▸ **Available records**

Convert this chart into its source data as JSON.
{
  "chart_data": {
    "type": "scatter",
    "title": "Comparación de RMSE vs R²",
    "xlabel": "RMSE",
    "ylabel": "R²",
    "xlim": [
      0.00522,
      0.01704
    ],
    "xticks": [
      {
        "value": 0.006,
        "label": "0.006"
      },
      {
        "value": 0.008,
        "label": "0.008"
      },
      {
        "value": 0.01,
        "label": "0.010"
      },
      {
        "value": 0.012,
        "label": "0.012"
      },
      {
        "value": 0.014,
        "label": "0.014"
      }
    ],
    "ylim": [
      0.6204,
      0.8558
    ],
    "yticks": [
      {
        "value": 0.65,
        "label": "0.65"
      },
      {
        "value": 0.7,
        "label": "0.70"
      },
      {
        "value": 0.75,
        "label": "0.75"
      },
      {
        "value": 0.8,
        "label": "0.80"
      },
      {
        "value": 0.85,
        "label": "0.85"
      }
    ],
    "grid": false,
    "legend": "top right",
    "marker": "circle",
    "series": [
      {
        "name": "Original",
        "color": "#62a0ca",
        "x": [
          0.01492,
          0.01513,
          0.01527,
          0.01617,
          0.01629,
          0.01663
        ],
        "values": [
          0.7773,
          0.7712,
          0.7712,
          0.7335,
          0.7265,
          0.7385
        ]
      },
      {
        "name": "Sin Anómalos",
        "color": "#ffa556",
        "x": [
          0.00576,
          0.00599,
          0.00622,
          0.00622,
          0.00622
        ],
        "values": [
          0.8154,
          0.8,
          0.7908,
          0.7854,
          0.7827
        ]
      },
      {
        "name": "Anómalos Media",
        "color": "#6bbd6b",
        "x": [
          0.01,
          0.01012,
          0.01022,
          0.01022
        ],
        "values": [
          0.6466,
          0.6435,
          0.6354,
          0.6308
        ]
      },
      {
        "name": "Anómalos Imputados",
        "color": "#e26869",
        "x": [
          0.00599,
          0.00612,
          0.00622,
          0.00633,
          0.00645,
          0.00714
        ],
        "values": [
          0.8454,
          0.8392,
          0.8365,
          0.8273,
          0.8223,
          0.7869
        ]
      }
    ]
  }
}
...
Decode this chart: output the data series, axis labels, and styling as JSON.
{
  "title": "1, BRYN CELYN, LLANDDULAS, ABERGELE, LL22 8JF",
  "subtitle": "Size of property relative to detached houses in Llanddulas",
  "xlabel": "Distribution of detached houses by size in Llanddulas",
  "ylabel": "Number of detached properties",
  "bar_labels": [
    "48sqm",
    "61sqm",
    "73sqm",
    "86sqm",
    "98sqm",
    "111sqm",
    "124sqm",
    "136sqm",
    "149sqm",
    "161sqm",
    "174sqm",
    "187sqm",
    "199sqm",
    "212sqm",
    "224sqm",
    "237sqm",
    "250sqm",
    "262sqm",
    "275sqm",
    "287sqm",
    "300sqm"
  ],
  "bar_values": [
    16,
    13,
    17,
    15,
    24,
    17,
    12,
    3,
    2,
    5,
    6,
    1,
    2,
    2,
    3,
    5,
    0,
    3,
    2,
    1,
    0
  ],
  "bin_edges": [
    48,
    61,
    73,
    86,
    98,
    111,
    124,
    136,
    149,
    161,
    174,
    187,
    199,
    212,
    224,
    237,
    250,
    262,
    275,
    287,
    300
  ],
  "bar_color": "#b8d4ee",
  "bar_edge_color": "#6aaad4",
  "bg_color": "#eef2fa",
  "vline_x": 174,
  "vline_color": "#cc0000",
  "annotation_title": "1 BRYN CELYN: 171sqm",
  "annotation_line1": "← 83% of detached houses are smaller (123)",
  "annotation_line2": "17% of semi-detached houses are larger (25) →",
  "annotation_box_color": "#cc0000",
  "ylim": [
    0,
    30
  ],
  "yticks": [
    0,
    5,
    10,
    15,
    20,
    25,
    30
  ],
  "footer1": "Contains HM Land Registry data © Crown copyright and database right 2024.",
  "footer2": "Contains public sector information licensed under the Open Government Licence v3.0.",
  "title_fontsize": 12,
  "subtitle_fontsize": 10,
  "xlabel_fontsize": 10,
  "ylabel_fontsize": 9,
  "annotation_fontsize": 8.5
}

▸ **Directions for this task**
Copy down every line of the entries containing the word "detached".

▸ **Task answer**
  "subtitle": "Size of property relative to detached houses in Llanddulas",
  "xlabel": "Distribution of detached houses by size in Llanddulas",
  "ylabel": "Number of detached properties",
  "annotation_line1": "← 83% of detached houses are smaller (123)",
  "annotation_line2": "17% of semi-detached houses are larger (25) →",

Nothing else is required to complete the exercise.